WHAT TO PRODUCE: Gather all lines in the entries below that include the word "previous".

STORED ROWS:

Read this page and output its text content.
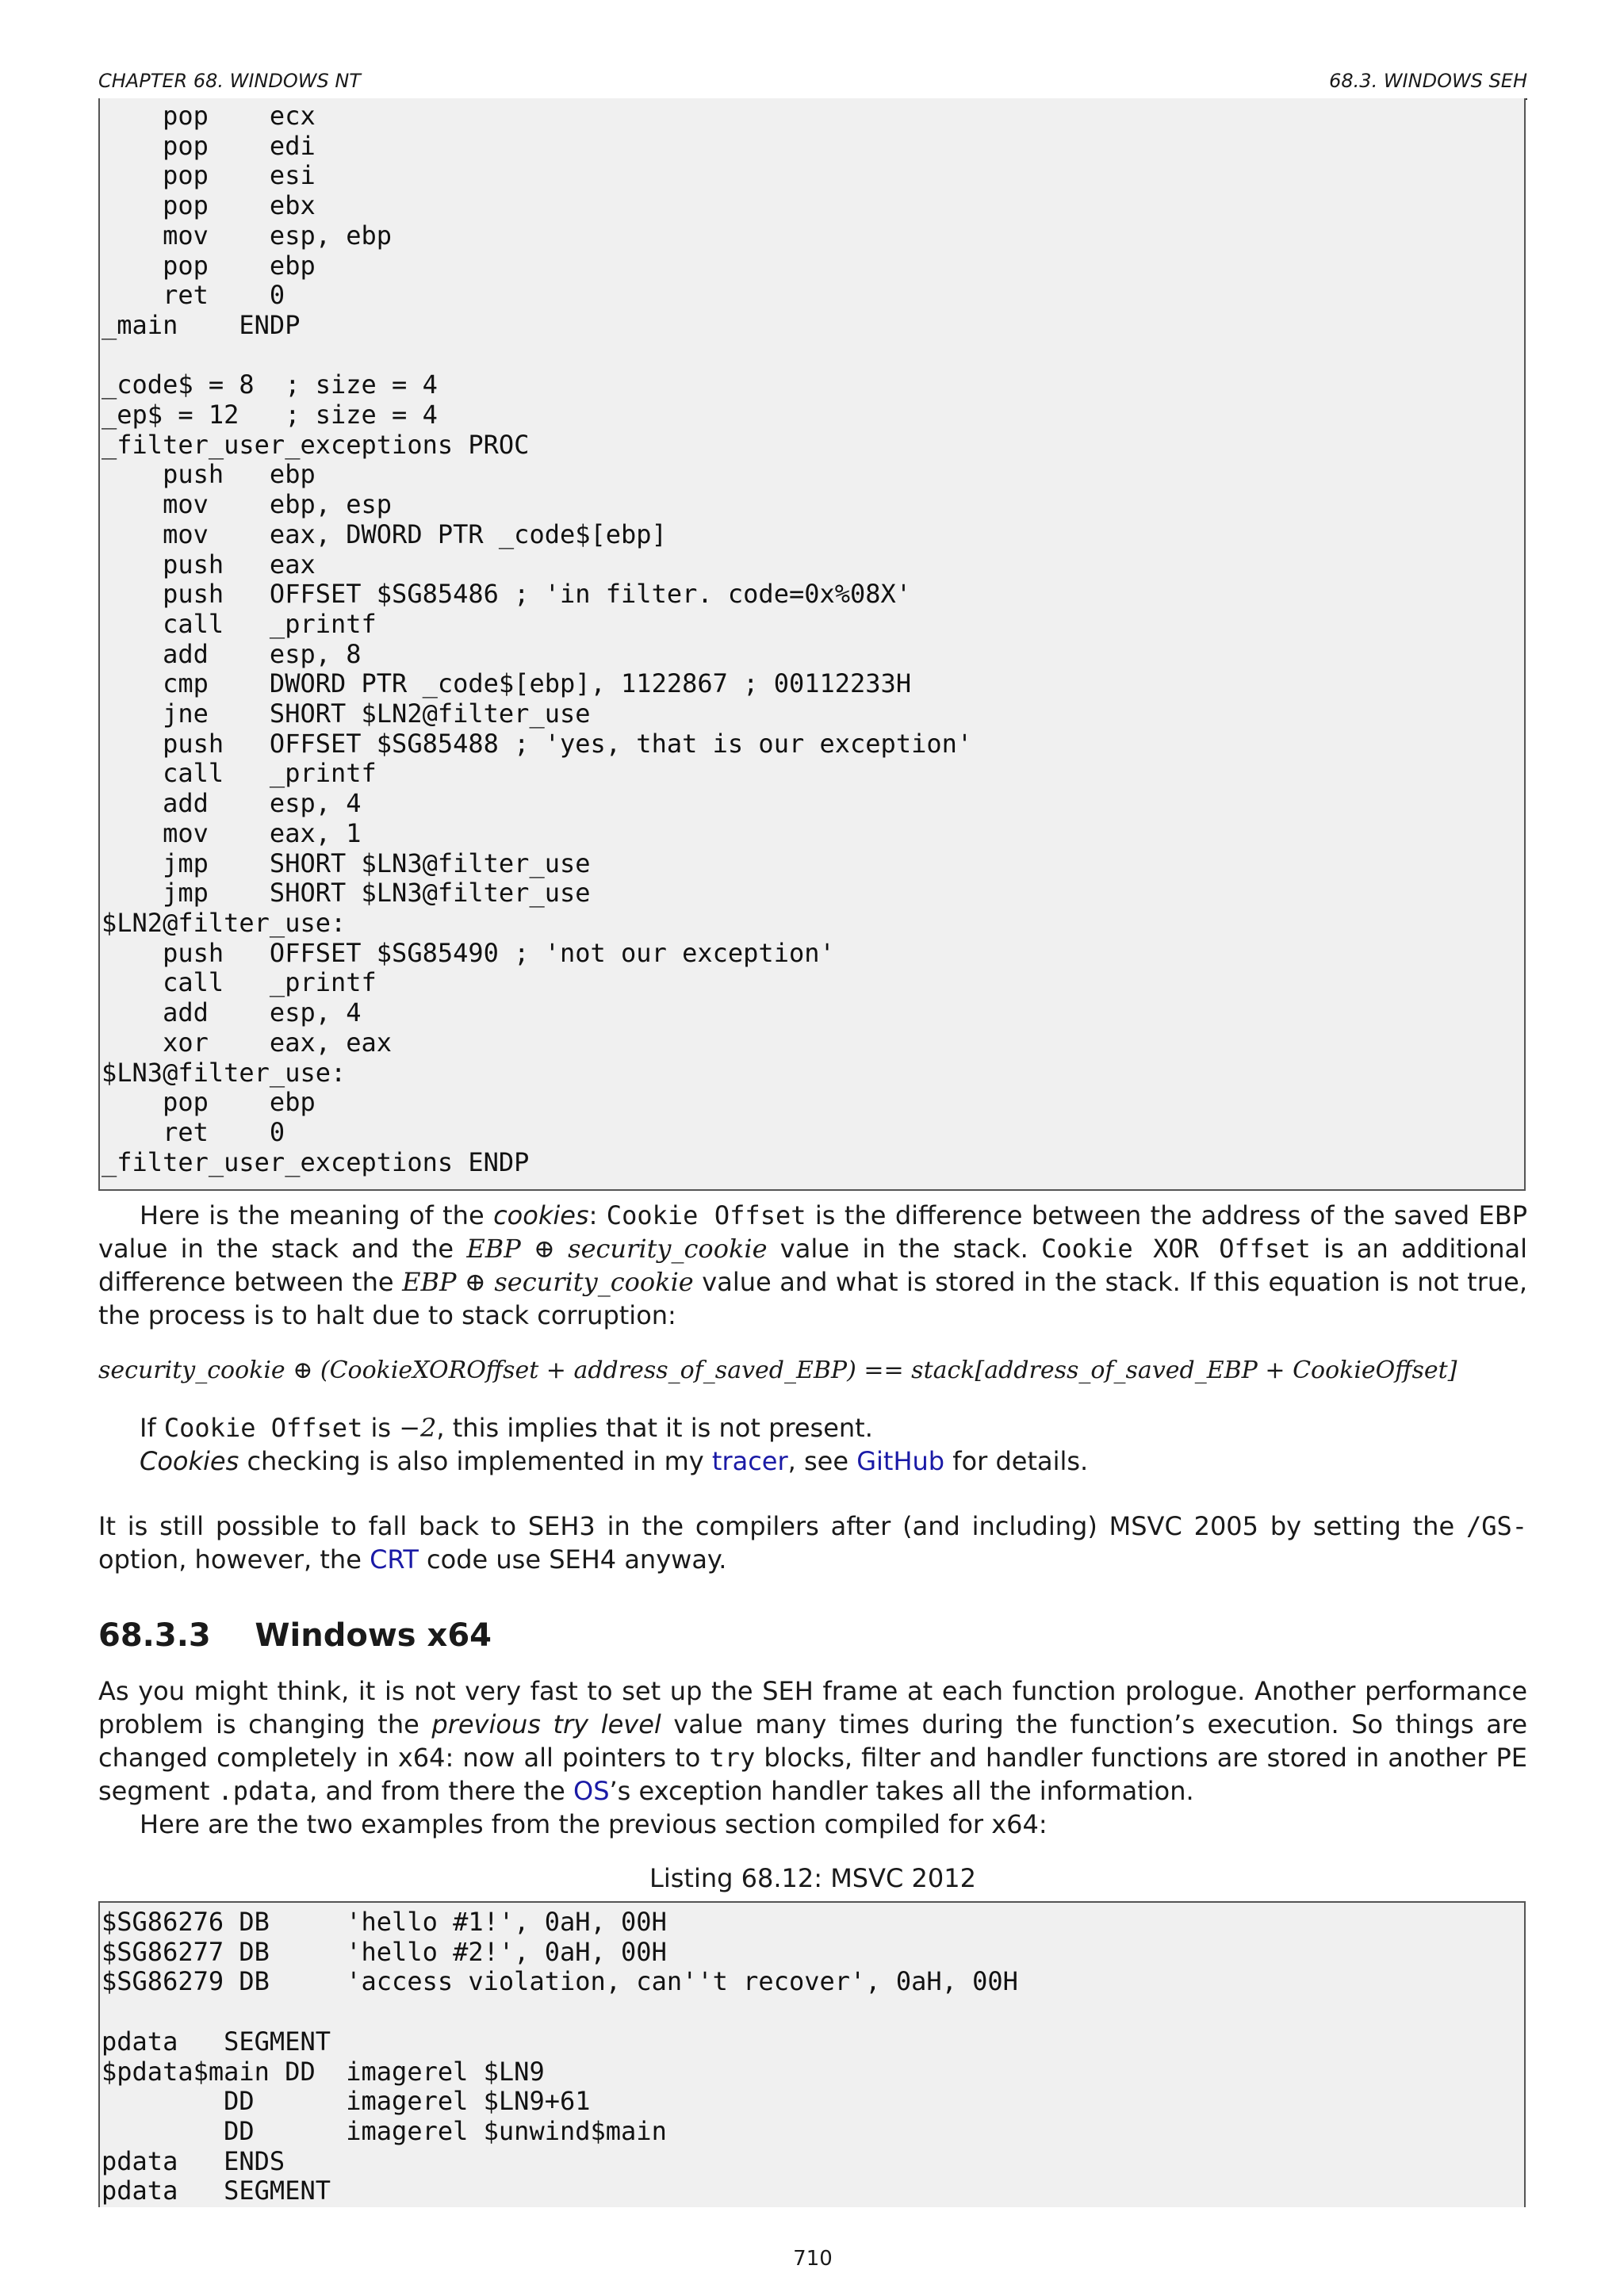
CHAPTER 68. WINDOWS NT	68.3. WINDOWS SEH
pop    ecx
pop    edi
pop    esi
pop    ebx
mov    esp, ebp
pop    ebp
ret    0
_main    ENDP

_code$ = 8  ; size = 4
_ep$ = 12   ; size = 4
_filter_user_exceptions PROC
push   ebp
mov    ebp, esp
mov    eax, DWORD PTR _code$[ebp]
push   eax
push   OFFSET $SG85486 ; 'in filter. code=0x%08X'
call   _printf
add    esp, 8
cmp    DWORD PTR _code$[ebp], 1122867 ; 00112233H
jne    SHORT $LN2@filter_use
push   OFFSET $SG85488 ; 'yes, that is our exception'
call   _printf
add    esp, 4
mov    eax, 1
jmp    SHORT $LN3@filter_use
jmp    SHORT $LN3@filter_use
$LN2@filter_use:
push   OFFSET $SG85490 ; 'not our exception'
call   _printf
add    esp, 4
xor    eax, eax
$LN3@filter_use:
pop    ebp
ret    0
_filter_user_exceptions ENDP

Here is the meaning of the cookies: Cookie Offset is the difference between the address of the saved EBP value in the stack and the EBP ⊕ security_cookie value in the stack. Cookie XOR Offset is an additional difference between the EBP ⊕ security_cookie value and what is stored in the stack. If this equation is not true, the process is to halt due to stack corruption:

security_cookie ⊕ (CookieXOROffset + address_of_saved_EBP) == stack[address_of_saved_EBP + CookieOffset]

If Cookie Offset is −2, this implies that it is not present.

Cookies checking is also implemented in my tracer, see GitHub for details.

It is still possible to fall back to SEH3 in the compilers after (and including) MSVC 2005 by setting the /GS- option, however, the CRT code use SEH4 anyway.

68.3.3    Windows x64

As you might think, it is not very fast to set up the SEH frame at each function prologue. Another performance problem is changing the previous try level value many times during the function’s execution. So things are changed completely in x64: now all pointers to try blocks, filter and handler functions are stored in another PE segment .pdata, and from there the OS’s exception handler takes all the information.

Here are the two examples from the previous section compiled for x64:

Listing 68.12: MSVC 2012
$SG86276 DB     'hello #1!', 0aH, 00H
$SG86277 DB     'hello #2!', 0aH, 00H
$SG86279 DB     'access violation, can''t recover', 0aH, 00H

pdata   SEGMENT
$pdata$main DD  imagerel $LN9
DD      imagerel $LN9+61
DD      imagerel $unwind$main
pdata   ENDS
pdata   SEGMENT
710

ANSWER TO THE TASK:
As you might think, it is not very fast to set up the SEH frame at each function prologue. Another performance problem is changing the previous try level value many times during the function’s execution. So things are changed completely in x64: now all pointers to try blocks, filter and handler functions are stored in another PE segment .pdata, and from there the OS’s exception handler takes all the information.
Here are the two examples from the previous section compiled for x64:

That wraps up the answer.